:: WORK INSTRUCTIONS ::
In the listing below, identify each line with the word "marker" and return those lines.

[Records that describe figures]
----

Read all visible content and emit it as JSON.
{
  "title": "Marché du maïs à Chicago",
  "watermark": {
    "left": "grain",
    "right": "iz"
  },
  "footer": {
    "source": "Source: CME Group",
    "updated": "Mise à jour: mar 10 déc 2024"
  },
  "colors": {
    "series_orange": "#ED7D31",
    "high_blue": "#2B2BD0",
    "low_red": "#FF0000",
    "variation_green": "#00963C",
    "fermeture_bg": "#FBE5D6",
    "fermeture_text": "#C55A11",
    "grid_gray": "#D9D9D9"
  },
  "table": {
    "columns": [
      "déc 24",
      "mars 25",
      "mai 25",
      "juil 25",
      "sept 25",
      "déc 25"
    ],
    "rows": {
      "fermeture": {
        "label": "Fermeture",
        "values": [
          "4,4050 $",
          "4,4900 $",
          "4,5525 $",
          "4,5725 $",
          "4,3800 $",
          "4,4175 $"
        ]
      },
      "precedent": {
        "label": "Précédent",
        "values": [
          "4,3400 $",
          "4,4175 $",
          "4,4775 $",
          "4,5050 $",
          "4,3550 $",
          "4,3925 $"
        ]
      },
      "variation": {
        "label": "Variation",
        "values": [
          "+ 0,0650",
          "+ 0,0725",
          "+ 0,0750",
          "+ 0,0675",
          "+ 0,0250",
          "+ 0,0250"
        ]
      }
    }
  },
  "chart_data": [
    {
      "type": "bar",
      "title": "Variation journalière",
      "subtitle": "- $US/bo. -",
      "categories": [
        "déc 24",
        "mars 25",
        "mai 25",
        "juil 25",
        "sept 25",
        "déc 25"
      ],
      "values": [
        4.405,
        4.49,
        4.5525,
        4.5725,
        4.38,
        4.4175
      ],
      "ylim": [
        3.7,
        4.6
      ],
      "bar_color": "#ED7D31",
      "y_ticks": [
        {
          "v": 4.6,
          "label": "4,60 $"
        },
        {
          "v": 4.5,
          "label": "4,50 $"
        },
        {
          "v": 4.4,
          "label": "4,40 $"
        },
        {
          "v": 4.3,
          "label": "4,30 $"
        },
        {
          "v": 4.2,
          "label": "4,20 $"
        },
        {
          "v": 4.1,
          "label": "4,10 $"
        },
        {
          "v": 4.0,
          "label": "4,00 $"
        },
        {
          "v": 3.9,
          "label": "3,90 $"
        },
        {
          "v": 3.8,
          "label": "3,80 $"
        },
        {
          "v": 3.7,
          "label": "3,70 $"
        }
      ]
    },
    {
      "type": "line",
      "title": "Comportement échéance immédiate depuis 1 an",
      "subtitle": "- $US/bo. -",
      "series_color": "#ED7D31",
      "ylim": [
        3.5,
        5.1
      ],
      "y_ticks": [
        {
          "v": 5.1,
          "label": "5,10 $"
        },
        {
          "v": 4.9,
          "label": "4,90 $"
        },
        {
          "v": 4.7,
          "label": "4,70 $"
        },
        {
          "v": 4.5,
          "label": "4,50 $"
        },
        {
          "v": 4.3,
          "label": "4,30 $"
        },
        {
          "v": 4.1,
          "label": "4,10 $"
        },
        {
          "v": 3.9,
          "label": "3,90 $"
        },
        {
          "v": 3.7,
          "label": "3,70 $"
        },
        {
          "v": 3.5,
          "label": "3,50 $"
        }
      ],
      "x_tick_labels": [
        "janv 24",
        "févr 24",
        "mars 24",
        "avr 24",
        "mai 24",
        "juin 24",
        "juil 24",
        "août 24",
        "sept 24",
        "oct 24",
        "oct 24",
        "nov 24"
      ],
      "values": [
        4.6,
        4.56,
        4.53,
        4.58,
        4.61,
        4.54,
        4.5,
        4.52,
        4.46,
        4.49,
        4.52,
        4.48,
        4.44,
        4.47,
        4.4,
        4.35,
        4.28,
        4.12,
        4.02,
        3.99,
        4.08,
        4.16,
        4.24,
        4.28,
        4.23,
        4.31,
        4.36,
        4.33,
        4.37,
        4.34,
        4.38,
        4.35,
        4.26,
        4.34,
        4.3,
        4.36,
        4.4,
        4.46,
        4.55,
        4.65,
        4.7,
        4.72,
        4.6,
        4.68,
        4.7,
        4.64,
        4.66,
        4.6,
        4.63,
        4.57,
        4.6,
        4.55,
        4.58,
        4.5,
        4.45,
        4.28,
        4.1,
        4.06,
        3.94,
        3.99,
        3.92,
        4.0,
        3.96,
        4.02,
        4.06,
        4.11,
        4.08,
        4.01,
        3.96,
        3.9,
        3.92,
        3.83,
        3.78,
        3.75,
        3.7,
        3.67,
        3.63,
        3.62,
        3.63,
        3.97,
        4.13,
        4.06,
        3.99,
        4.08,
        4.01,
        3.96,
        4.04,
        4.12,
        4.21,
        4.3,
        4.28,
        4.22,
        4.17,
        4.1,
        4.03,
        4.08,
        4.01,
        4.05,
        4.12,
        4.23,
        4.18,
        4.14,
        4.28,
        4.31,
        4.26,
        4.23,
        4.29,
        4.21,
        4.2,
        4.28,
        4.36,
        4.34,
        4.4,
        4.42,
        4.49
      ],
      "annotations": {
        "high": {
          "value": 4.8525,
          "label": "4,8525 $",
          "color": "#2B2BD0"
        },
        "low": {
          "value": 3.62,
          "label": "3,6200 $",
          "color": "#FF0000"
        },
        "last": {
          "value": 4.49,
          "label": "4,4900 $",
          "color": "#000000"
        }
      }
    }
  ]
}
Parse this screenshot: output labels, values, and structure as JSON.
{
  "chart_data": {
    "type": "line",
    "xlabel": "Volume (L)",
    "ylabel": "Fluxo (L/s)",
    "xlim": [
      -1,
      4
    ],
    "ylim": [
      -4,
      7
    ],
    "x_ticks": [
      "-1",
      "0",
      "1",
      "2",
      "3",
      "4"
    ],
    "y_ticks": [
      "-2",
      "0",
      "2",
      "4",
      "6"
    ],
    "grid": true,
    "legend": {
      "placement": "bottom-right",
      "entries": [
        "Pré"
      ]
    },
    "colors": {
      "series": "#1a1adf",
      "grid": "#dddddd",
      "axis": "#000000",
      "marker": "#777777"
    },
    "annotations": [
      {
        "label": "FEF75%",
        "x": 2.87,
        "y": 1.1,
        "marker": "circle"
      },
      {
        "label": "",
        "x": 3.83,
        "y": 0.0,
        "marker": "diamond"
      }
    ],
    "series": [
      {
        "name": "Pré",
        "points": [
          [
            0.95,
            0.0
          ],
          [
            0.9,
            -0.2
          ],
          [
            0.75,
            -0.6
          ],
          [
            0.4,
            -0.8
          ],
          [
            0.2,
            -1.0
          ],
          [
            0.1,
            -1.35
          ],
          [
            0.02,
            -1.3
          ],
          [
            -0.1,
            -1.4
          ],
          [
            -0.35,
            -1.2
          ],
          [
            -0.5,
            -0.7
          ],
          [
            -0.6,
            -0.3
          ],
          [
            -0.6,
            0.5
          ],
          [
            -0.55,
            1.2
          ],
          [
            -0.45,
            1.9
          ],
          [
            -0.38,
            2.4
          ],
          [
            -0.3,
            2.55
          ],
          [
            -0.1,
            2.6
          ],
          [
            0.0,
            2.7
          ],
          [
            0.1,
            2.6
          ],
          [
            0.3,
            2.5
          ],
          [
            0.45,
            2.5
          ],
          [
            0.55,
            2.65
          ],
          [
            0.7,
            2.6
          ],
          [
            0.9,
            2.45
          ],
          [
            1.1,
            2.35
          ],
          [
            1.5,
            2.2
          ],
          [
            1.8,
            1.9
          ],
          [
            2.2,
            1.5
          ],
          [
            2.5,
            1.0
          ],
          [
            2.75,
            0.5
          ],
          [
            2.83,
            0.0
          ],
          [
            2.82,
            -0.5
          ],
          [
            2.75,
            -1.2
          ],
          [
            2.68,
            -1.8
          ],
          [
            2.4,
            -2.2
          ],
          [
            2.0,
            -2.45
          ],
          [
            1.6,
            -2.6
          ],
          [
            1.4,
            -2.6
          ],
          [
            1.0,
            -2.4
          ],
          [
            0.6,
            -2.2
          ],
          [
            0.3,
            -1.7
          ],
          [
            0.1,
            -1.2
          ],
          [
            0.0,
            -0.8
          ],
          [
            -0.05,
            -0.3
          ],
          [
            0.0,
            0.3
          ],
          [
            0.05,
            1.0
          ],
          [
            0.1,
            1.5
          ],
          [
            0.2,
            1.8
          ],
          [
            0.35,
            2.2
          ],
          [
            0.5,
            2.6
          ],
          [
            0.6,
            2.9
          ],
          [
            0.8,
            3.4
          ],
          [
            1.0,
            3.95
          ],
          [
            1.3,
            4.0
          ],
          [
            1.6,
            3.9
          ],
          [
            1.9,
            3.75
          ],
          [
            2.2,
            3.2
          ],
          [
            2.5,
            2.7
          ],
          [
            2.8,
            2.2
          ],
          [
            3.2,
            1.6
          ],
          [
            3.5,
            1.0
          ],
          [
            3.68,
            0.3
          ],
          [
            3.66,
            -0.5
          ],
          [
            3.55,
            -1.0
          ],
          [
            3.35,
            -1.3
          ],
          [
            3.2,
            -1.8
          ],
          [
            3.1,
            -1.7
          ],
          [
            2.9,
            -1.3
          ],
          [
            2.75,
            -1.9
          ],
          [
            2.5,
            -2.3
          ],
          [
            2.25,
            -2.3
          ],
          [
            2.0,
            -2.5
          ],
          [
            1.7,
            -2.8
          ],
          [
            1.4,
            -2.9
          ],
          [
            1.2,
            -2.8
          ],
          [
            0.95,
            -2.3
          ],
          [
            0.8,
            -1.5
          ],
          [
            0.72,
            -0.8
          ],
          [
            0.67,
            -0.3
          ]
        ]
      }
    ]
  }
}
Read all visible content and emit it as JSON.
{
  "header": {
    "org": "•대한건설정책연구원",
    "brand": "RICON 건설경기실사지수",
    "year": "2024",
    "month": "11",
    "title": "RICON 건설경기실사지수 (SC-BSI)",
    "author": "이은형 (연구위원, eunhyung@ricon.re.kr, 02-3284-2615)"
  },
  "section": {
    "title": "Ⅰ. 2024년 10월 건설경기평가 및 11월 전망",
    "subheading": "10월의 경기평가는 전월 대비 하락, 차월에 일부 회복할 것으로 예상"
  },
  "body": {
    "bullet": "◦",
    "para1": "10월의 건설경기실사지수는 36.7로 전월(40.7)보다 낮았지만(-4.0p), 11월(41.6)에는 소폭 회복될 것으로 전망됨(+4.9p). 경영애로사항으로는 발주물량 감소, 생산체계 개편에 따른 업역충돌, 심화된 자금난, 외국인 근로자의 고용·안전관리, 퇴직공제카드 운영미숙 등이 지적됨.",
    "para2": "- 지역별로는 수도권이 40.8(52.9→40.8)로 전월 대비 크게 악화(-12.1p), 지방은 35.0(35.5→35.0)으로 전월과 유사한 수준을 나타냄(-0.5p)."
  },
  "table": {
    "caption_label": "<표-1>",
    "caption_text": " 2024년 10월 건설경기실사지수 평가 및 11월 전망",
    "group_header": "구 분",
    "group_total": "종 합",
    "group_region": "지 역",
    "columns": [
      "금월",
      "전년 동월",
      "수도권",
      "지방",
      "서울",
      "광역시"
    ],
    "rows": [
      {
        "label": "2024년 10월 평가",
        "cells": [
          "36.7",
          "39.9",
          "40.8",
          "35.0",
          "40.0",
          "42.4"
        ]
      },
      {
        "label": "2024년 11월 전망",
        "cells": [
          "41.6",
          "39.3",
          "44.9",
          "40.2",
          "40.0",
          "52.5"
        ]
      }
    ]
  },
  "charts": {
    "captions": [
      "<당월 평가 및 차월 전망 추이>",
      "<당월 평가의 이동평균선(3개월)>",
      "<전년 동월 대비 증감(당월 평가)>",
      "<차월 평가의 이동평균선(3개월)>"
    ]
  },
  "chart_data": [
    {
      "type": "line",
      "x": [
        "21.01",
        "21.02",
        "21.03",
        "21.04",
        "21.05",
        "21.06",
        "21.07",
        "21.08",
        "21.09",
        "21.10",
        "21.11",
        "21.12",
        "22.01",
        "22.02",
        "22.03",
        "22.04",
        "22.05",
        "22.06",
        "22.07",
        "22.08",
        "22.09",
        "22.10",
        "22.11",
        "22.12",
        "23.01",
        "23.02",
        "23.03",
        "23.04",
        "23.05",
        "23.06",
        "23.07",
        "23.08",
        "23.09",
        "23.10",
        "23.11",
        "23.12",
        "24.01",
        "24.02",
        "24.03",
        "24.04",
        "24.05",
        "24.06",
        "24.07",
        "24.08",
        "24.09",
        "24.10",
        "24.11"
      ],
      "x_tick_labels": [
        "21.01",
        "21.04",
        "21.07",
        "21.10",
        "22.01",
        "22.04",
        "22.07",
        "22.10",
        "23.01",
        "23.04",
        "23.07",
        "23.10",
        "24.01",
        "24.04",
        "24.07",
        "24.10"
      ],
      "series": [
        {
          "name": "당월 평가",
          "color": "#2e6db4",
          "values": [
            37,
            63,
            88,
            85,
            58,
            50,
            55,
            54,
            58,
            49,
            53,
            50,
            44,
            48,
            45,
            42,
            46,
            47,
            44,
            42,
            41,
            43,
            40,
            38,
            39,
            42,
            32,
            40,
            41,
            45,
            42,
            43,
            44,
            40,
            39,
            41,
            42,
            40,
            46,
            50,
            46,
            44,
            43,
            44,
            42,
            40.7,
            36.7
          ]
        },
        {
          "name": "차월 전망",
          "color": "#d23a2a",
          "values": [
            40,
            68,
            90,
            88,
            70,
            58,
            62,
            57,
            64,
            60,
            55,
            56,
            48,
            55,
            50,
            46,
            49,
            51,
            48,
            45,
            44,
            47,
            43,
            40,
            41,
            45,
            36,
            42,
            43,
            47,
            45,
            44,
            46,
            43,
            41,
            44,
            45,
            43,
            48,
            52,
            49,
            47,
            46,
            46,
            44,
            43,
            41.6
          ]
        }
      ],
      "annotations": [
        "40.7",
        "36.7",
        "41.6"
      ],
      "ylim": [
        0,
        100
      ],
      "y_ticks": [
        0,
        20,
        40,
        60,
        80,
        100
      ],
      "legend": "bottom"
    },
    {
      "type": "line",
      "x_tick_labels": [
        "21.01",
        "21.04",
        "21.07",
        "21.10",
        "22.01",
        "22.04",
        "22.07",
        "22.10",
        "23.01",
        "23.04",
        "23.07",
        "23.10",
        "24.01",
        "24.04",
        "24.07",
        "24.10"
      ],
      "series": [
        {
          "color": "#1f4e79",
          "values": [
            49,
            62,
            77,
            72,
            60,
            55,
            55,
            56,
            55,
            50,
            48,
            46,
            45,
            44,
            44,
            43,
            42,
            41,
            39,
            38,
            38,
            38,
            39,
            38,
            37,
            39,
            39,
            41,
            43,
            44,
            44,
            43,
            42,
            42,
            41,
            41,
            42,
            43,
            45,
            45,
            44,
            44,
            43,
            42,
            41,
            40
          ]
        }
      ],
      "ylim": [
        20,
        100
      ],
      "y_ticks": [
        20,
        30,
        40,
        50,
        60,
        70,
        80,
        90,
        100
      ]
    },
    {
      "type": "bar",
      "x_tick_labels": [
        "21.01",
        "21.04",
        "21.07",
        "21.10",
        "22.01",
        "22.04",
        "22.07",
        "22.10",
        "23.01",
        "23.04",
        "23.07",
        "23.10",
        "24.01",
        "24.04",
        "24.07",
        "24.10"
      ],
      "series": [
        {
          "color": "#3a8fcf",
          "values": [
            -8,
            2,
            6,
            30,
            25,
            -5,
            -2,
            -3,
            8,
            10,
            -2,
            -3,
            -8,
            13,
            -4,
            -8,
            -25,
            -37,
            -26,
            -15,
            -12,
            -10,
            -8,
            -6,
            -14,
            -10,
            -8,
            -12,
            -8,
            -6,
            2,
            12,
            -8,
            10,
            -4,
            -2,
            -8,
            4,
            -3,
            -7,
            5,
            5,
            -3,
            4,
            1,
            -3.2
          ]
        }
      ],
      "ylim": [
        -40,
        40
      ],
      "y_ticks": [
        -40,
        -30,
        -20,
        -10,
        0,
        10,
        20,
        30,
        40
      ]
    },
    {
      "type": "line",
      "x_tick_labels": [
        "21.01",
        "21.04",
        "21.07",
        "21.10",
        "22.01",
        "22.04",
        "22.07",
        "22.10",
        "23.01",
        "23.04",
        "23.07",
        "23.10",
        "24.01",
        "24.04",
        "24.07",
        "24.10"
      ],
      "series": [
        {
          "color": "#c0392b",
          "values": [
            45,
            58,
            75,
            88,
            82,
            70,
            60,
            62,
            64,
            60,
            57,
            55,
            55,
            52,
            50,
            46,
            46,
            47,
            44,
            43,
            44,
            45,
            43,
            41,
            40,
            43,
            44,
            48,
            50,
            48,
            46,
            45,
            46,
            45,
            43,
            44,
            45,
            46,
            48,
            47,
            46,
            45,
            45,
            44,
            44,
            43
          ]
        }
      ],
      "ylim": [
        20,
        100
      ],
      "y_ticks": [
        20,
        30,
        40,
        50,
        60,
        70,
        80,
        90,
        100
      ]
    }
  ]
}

----

:: FULL OUTPUT ::
      "marker": "#777777"
        "marker": "circle"
        "marker": "diamond"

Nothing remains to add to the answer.